[Collected data entries]

━━━━━━

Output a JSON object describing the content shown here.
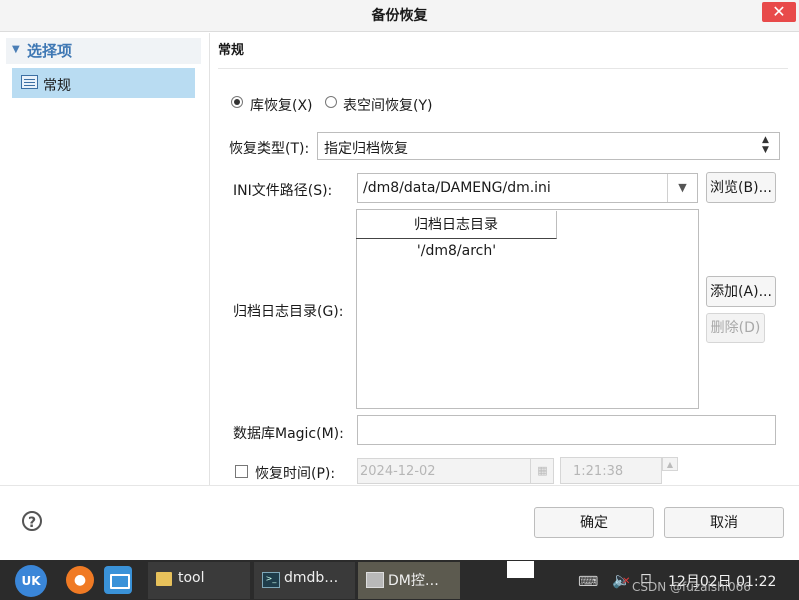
{
  "window": {
    "title": "备份恢复",
    "close_glyph": "✕"
  },
  "nav": {
    "header": "选择项",
    "items": [
      {
        "label": "常规",
        "selected": true
      }
    ]
  },
  "main": {
    "section_title": "常规",
    "restore_mode": {
      "options": [
        {
          "label": "库恢复(X)",
          "checked": true
        },
        {
          "label": "表空间恢复(Y)",
          "checked": false
        }
      ]
    },
    "restore_type": {
      "label": "恢复类型(T):",
      "value": "指定归档恢复"
    },
    "ini_path": {
      "label": "INI文件路径(S):",
      "value": "/dm8/data/DAMENG/dm.ini",
      "browse_label": "浏览(B)..."
    },
    "archive": {
      "label": "归档日志目录(G):",
      "column_header": "归档日志目录",
      "rows": [
        "'/dm8/arch'"
      ],
      "add_label": "添加(A)...",
      "delete_label": "删除(D)"
    },
    "magic": {
      "label": "数据库Magic(M):",
      "value": ""
    },
    "restore_time": {
      "label": "恢复时间(P):",
      "date": "2024-12-02",
      "time": "1:21:38",
      "checked": false
    }
  },
  "footer": {
    "help_glyph": "?",
    "ok_label": "确定",
    "cancel_label": "取消"
  },
  "taskbar": {
    "apps": [
      {
        "label": "tool"
      },
      {
        "label": "dmdb…"
      },
      {
        "label": "DM控…"
      }
    ],
    "clock": "12月02日 01:22",
    "watermark": "CSDN @fuzaishi066"
  }
}
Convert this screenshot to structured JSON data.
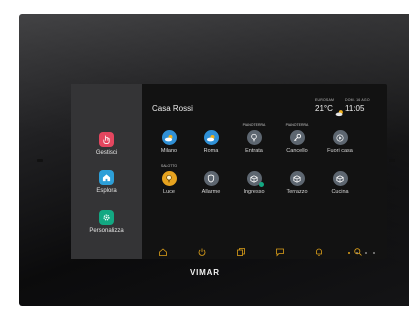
{
  "brand": "VIMAR",
  "sidebar": {
    "items": [
      {
        "label": "Gestisci",
        "icon": "hand-pointer-icon",
        "color": "#e4465f"
      },
      {
        "label": "Esplora",
        "icon": "house-icon",
        "color": "#2d9fd8"
      },
      {
        "label": "Personalizza",
        "icon": "gear-icon",
        "color": "#13a882"
      }
    ]
  },
  "header": {
    "title": "Casa Rossi",
    "weather": {
      "location": "EUROSAM",
      "temperature": "21°C",
      "date": "DOM. 16 AGO",
      "time": "11:05",
      "icon": "partly-cloudy-icon"
    }
  },
  "tiles": {
    "row1": [
      {
        "label": "Milano",
        "icon": "weather-icon",
        "color": "#2f90d6"
      },
      {
        "label": "Roma",
        "icon": "weather-icon",
        "color": "#2f90d6"
      },
      {
        "label": "Entrata",
        "sublabel": "PIANOTERRA",
        "icon": "lightbulb-icon",
        "color": "#5d6670"
      },
      {
        "label": "Cancello",
        "sublabel": "PIANOTERRA",
        "icon": "key-icon",
        "color": "#5d6670"
      },
      {
        "label": "Fuori casa",
        "icon": "play-icon",
        "color": "#5d6670"
      }
    ],
    "row2": [
      {
        "label": "Luce",
        "sublabel": "SALOTTO",
        "icon": "lightbulb-icon",
        "color": "#e7a31f"
      },
      {
        "label": "Allarme",
        "icon": "shield-icon",
        "color": "#5d6670"
      },
      {
        "label": "Ingresso",
        "icon": "cube-icon",
        "color": "#5d6670"
      },
      {
        "label": "Terrazzo",
        "icon": "cube-icon",
        "color": "#5d6670"
      },
      {
        "label": "Cucina",
        "icon": "cube-icon",
        "color": "#5d6670"
      }
    ]
  },
  "bottom_nav": [
    "home-icon",
    "power-icon",
    "copy-icon",
    "chat-icon",
    "bell-icon",
    "search-icon"
  ],
  "accent": "#e0a21a"
}
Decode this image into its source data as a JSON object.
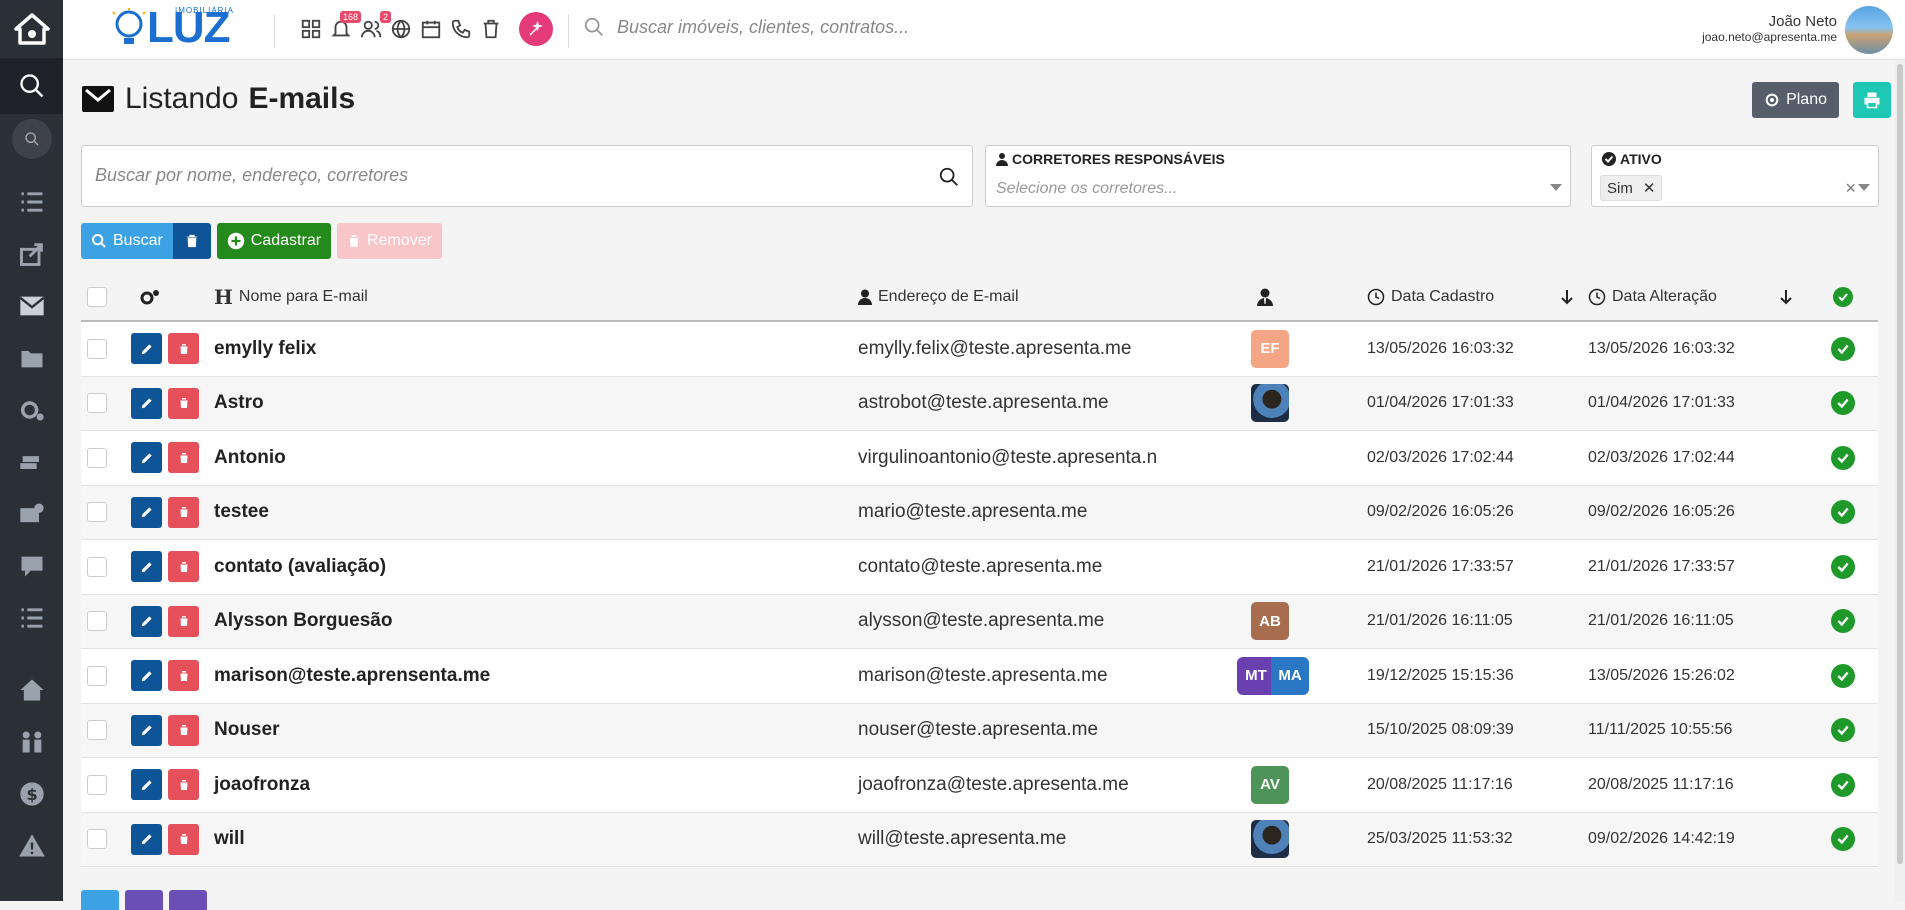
{
  "app": {
    "logo_text": "LUZ",
    "logo_sub": "IMOBILIÁRIA",
    "notifications_badge": "168",
    "users_badge": "2",
    "search_placeholder": "Buscar imóveis, clientes, contratos...",
    "user_name": "João Neto",
    "user_email": "joao.neto@apresenta.me"
  },
  "page": {
    "title_prefix": "Listando",
    "title_bold": "E-mails",
    "plano_label": "Plano"
  },
  "filters": {
    "search_placeholder": "Buscar por nome, endereço, corretores",
    "corretores_label": "CORRETORES RESPONSÁVEIS",
    "corretores_placeholder": "Selecione os corretores...",
    "ativo_label": "ATIVO",
    "ativo_value": "Sim"
  },
  "actions": {
    "buscar": "Buscar",
    "cadastrar": "Cadastrar",
    "remover": "Remover"
  },
  "table": {
    "columns": {
      "nome": "Nome para E-mail",
      "endereco": "Endereço de E-mail",
      "data_cadastro": "Data Cadastro",
      "data_alteracao": "Data Alteração"
    },
    "rows": [
      {
        "nome": "emylly felix",
        "email": "emylly.felix@teste.apresenta.me",
        "avatar": "EF",
        "avatar_color": "#f3a586",
        "cadastro": "13/05/2026 16:03:32",
        "alteracao": "13/05/2026 16:03:32"
      },
      {
        "nome": "Astro",
        "email": "astrobot@teste.apresenta.me",
        "avatar": "photo",
        "avatar_color": "",
        "cadastro": "01/04/2026 17:01:33",
        "alteracao": "01/04/2026 17:01:33"
      },
      {
        "nome": "Antonio",
        "email": "virgulinoantonio@teste.apresenta.n",
        "avatar": "",
        "avatar_color": "",
        "cadastro": "02/03/2026 17:02:44",
        "alteracao": "02/03/2026 17:02:44"
      },
      {
        "nome": "testee",
        "email": "mario@teste.apresenta.me",
        "avatar": "",
        "avatar_color": "",
        "cadastro": "09/02/2026 16:05:26",
        "alteracao": "09/02/2026 16:05:26"
      },
      {
        "nome": "contato (avaliação)",
        "email": "contato@teste.apresenta.me",
        "avatar": "",
        "avatar_color": "",
        "cadastro": "21/01/2026 17:33:57",
        "alteracao": "21/01/2026 17:33:57"
      },
      {
        "nome": "Alysson Borguesão",
        "email": "alysson@teste.apresenta.me",
        "avatar": "AB",
        "avatar_color": "#a86d4e",
        "cadastro": "21/01/2026 16:11:05",
        "alteracao": "21/01/2026 16:11:05"
      },
      {
        "nome": "marison@teste.aprensenta.me",
        "email": "marison@teste.apresenta.me",
        "avatar": "MT",
        "avatar_color": "#6a3fb0",
        "avatar2": "MA",
        "avatar2_color": "#2a78c4",
        "cadastro": "19/12/2025 15:15:36",
        "alteracao": "13/05/2026 15:26:02"
      },
      {
        "nome": "Nouser",
        "email": "nouser@teste.apresenta.me",
        "avatar": "",
        "avatar_color": "",
        "cadastro": "15/10/2025 08:09:39",
        "alteracao": "11/11/2025 10:55:56"
      },
      {
        "nome": "joaofronza",
        "email": "joaofronza@teste.apresenta.me",
        "avatar": "AV",
        "avatar_color": "#4e9458",
        "cadastro": "20/08/2025 11:17:16",
        "alteracao": "20/08/2025 11:17:16"
      },
      {
        "nome": "will",
        "email": "will@teste.apresenta.me",
        "avatar": "photo",
        "avatar_color": "",
        "cadastro": "25/03/2025 11:53:32",
        "alteracao": "09/02/2026 14:42:19"
      }
    ]
  }
}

━━━━━━

Repeat the records in full, exactly as they appear, without the pictures.

Output a JSON object describing the content shown here.
{
  "window": {
    "title": "备份恢复",
    "close_glyph": "✕"
  },
  "nav": {
    "header": "选择项",
    "items": [
      {
        "label": "常规",
        "selected": true
      }
    ]
  },
  "main": {
    "section_title": "常规",
    "restore_mode": {
      "options": [
        {
          "label": "库恢复(X)",
          "checked": true
        },
        {
          "label": "表空间恢复(Y)",
          "checked": false
        }
      ]
    },
    "restore_type": {
      "label": "恢复类型(T):",
      "value": "指定归档恢复"
    },
    "ini_path": {
      "label": "INI文件路径(S):",
      "value": "/dm8/data/DAMENG/dm.ini",
      "browse_label": "浏览(B)..."
    },
    "archive": {
      "label": "归档日志目录(G):",
      "column_header": "归档日志目录",
      "rows": [
        "'/dm8/arch'"
      ],
      "add_label": "添加(A)...",
      "delete_label": "删除(D)"
    },
    "magic": {
      "label": "数据库Magic(M):",
      "value": ""
    },
    "restore_time": {
      "label": "恢复时间(P):",
      "date": "2024-12-02",
      "time": "1:21:38",
      "checked": false
    }
  },
  "footer": {
    "help_glyph": "?",
    "ok_label": "确定",
    "cancel_label": "取消"
  },
  "taskbar": {
    "apps": [
      {
        "label": "tool"
      },
      {
        "label": "dmdb…"
      },
      {
        "label": "DM控…"
      }
    ],
    "clock": "12月02日 01:22",
    "watermark": "CSDN @fuzaishi066"
  }
}
Convert this screenshot to structured JSON data.
{
  "brand": "VIMAR",
  "sidebar": {
    "items": [
      {
        "label": "Gestisci",
        "icon": "hand-pointer-icon",
        "color": "#e4465f"
      },
      {
        "label": "Esplora",
        "icon": "house-icon",
        "color": "#2d9fd8"
      },
      {
        "label": "Personalizza",
        "icon": "gear-icon",
        "color": "#13a882"
      }
    ]
  },
  "header": {
    "title": "Casa Rossi",
    "weather": {
      "location": "EUROSAM",
      "temperature": "21°C",
      "date": "DOM. 16 AGO",
      "time": "11:05",
      "icon": "partly-cloudy-icon"
    }
  },
  "tiles": {
    "row1": [
      {
        "label": "Milano",
        "icon": "weather-icon",
        "color": "#2f90d6"
      },
      {
        "label": "Roma",
        "icon": "weather-icon",
        "color": "#2f90d6"
      },
      {
        "label": "Entrata",
        "sublabel": "PIANOTERRA",
        "icon": "lightbulb-icon",
        "color": "#5d6670"
      },
      {
        "label": "Cancello",
        "sublabel": "PIANOTERRA",
        "icon": "key-icon",
        "color": "#5d6670"
      },
      {
        "label": "Fuori casa",
        "icon": "play-icon",
        "color": "#5d6670"
      }
    ],
    "row2": [
      {
        "label": "Luce",
        "sublabel": "SALOTTO",
        "icon": "lightbulb-icon",
        "color": "#e7a31f"
      },
      {
        "label": "Allarme",
        "icon": "shield-icon",
        "color": "#5d6670"
      },
      {
        "label": "Ingresso",
        "icon": "cube-icon",
        "color": "#5d6670"
      },
      {
        "label": "Terrazzo",
        "icon": "cube-icon",
        "color": "#5d6670"
      },
      {
        "label": "Cucina",
        "icon": "cube-icon",
        "color": "#5d6670"
      }
    ]
  },
  "bottom_nav": [
    "home-icon",
    "power-icon",
    "copy-icon",
    "chat-icon",
    "bell-icon",
    "search-icon"
  ],
  "accent": "#e0a21a"
}
Decode this image into its source data as a JSON object.
{
  "app": {
    "logo_text": "LUZ",
    "logo_sub": "IMOBILIÁRIA",
    "notifications_badge": "168",
    "users_badge": "2",
    "search_placeholder": "Buscar imóveis, clientes, contratos...",
    "user_name": "João Neto",
    "user_email": "joao.neto@apresenta.me"
  },
  "page": {
    "title_prefix": "Listando",
    "title_bold": "E-mails",
    "plano_label": "Plano"
  },
  "filters": {
    "search_placeholder": "Buscar por nome, endereço, corretores",
    "corretores_label": "CORRETORES RESPONSÁVEIS",
    "corretores_placeholder": "Selecione os corretores...",
    "ativo_label": "ATIVO",
    "ativo_value": "Sim"
  },
  "actions": {
    "buscar": "Buscar",
    "cadastrar": "Cadastrar",
    "remover": "Remover"
  },
  "table": {
    "columns": {
      "nome": "Nome para E-mail",
      "endereco": "Endereço de E-mail",
      "data_cadastro": "Data Cadastro",
      "data_alteracao": "Data Alteração"
    },
    "rows": [
      {
        "nome": "emylly felix",
        "email": "emylly.felix@teste.apresenta.me",
        "avatar": "EF",
        "avatar_color": "#f3a586",
        "cadastro": "13/05/2026 16:03:32",
        "alteracao": "13/05/2026 16:03:32"
      },
      {
        "nome": "Astro",
        "email": "astrobot@teste.apresenta.me",
        "avatar": "photo",
        "avatar_color": "",
        "cadastro": "01/04/2026 17:01:33",
        "alteracao": "01/04/2026 17:01:33"
      },
      {
        "nome": "Antonio",
        "email": "virgulinoantonio@teste.apresenta.n",
        "avatar": "",
        "avatar_color": "",
        "cadastro": "02/03/2026 17:02:44",
        "alteracao": "02/03/2026 17:02:44"
      },
      {
        "nome": "testee",
        "email": "mario@teste.apresenta.me",
        "avatar": "",
        "avatar_color": "",
        "cadastro": "09/02/2026 16:05:26",
        "alteracao": "09/02/2026 16:05:26"
      },
      {
        "nome": "contato (avaliação)",
        "email": "contato@teste.apresenta.me",
        "avatar": "",
        "avatar_color": "",
        "cadastro": "21/01/2026 17:33:57",
        "alteracao": "21/01/2026 17:33:57"
      },
      {
        "nome": "Alysson Borguesão",
        "email": "alysson@teste.apresenta.me",
        "avatar": "AB",
        "avatar_color": "#a86d4e",
        "cadastro": "21/01/2026 16:11:05",
        "alteracao": "21/01/2026 16:11:05"
      },
      {
        "nome": "marison@teste.aprensenta.me",
        "email": "marison@teste.apresenta.me",
        "avatar": "MT",
        "avatar_color": "#6a3fb0",
        "avatar2": "MA",
        "avatar2_color": "#2a78c4",
        "cadastro": "19/12/2025 15:15:36",
        "alteracao": "13/05/2026 15:26:02"
      },
      {
        "nome": "Nouser",
        "email": "nouser@teste.apresenta.me",
        "avatar": "",
        "avatar_color": "",
        "cadastro": "15/10/2025 08:09:39",
        "alteracao": "11/11/2025 10:55:56"
      },
      {
        "nome": "joaofronza",
        "email": "joaofronza@teste.apresenta.me",
        "avatar": "AV",
        "avatar_color": "#4e9458",
        "cadastro": "20/08/2025 11:17:16",
        "alteracao": "20/08/2025 11:17:16"
      },
      {
        "nome": "will",
        "email": "will@teste.apresenta.me",
        "avatar": "photo",
        "avatar_color": "",
        "cadastro": "25/03/2025 11:53:32",
        "alteracao": "09/02/2026 14:42:19"
      }
    ]
  }
}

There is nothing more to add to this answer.